Look through the data below and return each line where "hasta" appears.

>> begin EXTRACTED MATERIAL

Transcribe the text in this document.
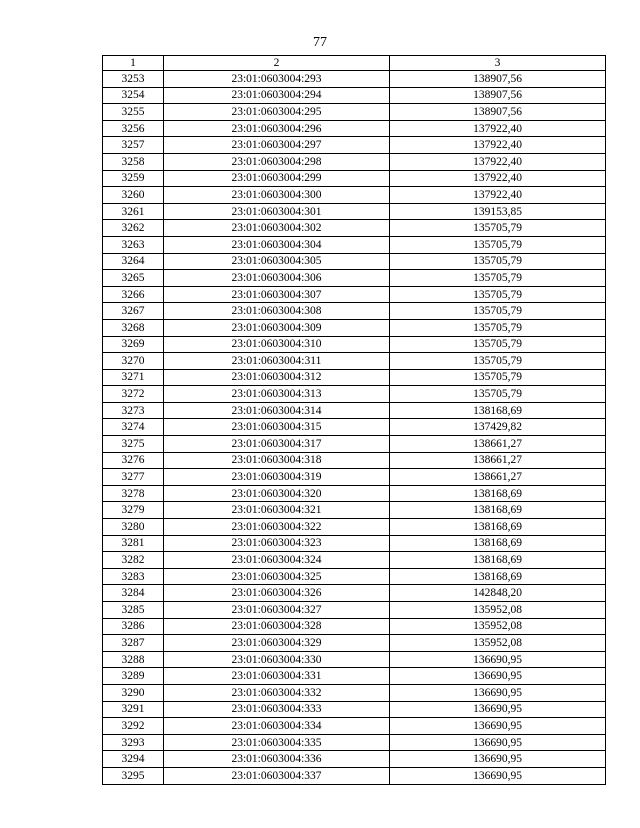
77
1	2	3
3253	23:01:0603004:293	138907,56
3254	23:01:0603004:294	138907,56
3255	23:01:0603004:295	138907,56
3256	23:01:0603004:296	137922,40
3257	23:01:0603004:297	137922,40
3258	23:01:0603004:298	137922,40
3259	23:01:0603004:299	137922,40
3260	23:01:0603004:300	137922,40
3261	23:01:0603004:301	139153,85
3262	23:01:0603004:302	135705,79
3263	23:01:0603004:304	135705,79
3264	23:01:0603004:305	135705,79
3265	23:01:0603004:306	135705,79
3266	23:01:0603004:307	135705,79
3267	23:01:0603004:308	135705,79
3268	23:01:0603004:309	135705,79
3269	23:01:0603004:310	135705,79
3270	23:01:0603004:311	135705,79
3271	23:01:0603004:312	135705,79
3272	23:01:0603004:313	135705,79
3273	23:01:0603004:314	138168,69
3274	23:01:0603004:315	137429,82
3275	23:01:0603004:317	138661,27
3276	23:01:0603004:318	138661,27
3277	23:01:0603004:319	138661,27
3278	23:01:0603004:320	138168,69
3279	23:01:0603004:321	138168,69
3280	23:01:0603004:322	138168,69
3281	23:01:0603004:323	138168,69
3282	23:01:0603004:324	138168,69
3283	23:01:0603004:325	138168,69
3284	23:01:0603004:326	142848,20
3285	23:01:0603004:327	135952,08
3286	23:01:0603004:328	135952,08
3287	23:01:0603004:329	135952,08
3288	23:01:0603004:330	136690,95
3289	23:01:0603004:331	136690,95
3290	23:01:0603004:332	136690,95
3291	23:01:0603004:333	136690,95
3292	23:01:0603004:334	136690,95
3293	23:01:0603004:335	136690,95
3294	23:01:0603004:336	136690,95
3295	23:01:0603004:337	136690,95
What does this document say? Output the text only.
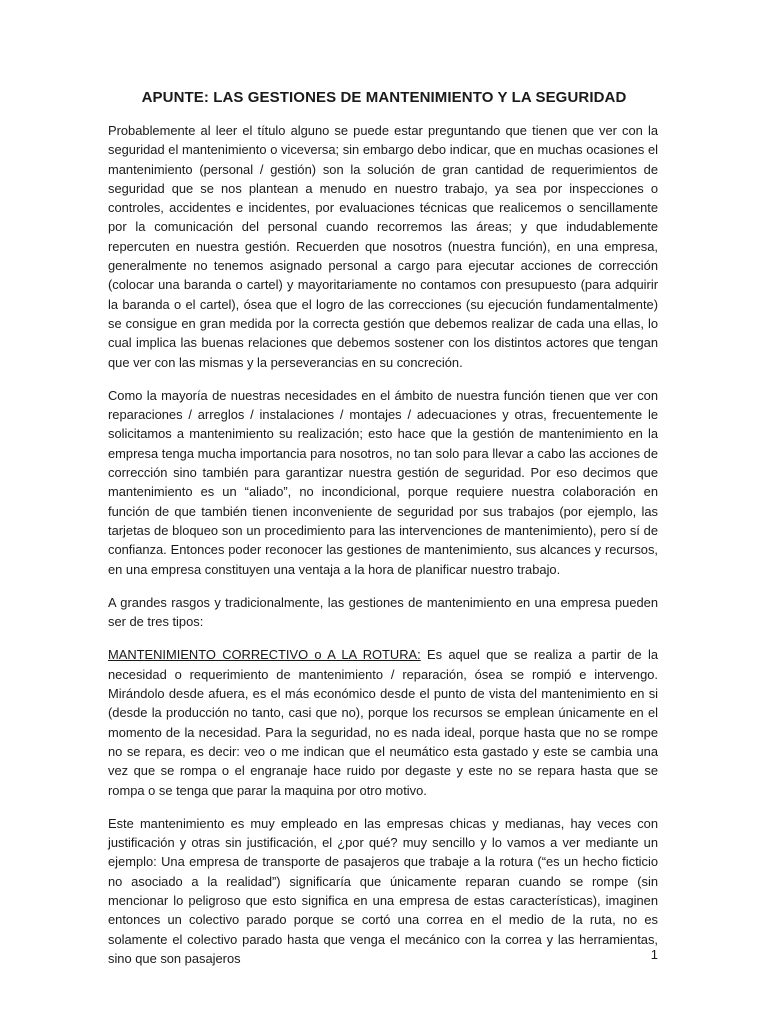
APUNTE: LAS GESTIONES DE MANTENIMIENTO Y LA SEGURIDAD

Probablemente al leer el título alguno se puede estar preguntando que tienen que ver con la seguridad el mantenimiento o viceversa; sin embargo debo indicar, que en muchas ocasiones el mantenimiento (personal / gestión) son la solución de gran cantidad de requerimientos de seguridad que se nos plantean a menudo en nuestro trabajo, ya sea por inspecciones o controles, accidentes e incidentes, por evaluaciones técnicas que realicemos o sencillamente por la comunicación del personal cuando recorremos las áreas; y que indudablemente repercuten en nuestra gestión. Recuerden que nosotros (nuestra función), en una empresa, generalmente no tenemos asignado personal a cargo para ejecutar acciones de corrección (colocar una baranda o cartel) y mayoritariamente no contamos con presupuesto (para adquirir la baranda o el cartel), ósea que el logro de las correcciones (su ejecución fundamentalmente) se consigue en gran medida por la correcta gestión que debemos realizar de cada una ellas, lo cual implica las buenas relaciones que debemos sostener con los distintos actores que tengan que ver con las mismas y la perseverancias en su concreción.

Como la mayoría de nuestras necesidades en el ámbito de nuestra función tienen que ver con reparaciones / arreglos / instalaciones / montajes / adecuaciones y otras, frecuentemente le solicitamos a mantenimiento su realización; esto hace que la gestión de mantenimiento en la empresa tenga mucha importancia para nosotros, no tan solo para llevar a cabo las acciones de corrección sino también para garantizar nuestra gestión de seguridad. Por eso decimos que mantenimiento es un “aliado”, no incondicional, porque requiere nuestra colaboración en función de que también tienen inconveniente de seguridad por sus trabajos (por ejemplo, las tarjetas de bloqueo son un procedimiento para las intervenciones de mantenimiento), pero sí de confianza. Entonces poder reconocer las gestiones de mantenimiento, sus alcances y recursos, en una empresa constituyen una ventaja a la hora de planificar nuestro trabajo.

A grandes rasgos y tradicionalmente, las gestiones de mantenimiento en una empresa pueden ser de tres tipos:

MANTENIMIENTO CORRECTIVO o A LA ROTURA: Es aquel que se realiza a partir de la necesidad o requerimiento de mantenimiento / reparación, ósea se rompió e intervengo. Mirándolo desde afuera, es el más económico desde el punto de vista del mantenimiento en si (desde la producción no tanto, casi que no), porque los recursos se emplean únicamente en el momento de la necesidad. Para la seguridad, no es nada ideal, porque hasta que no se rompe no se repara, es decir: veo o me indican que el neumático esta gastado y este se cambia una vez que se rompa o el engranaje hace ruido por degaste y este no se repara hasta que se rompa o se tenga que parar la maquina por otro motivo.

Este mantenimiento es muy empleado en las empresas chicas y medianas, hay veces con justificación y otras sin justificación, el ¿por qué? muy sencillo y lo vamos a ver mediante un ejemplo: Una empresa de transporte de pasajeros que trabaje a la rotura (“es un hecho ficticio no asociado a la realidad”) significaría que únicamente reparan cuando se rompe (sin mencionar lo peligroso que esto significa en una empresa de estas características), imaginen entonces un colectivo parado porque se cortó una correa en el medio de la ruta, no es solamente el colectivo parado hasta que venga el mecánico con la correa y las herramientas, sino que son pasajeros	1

>> end EXTRACTED MATERIAL

## TASK ANSWER
MANTENIMIENTO CORRECTIVO o A LA ROTURA: Es aquel que se realiza a partir de la necesidad o requerimiento de mantenimiento / reparación, ósea se rompió e intervengo. Mirándolo desde afuera, es el más económico desde el punto de vista del mantenimiento en si (desde la producción no tanto, casi que no), porque los recursos se emplean únicamente en el momento de la necesidad. Para la seguridad, no es nada ideal, porque hasta que no se rompe no se repara, es decir: veo o me indican que el neumático esta gastado y este se cambia una vez que se rompa o el engranaje hace ruido por degaste y este no se repara hasta que se rompa o se tenga que parar la maquina por otro motivo.
Este mantenimiento es muy empleado en las empresas chicas y medianas, hay veces con justificación y otras sin justificación, el ¿por qué? muy sencillo y lo vamos a ver mediante un ejemplo: Una empresa de transporte de pasajeros que trabaje a la rotura (“es un hecho ficticio no asociado a la realidad”) significaría que únicamente reparan cuando se rompe (sin mencionar lo peligroso que esto significa en una empresa de estas características), imaginen entonces un colectivo parado porque se cortó una correa en el medio de la ruta, no es solamente el colectivo parado hasta que venga el mecánico con la correa y las herramientas, sino que son pasajeros	1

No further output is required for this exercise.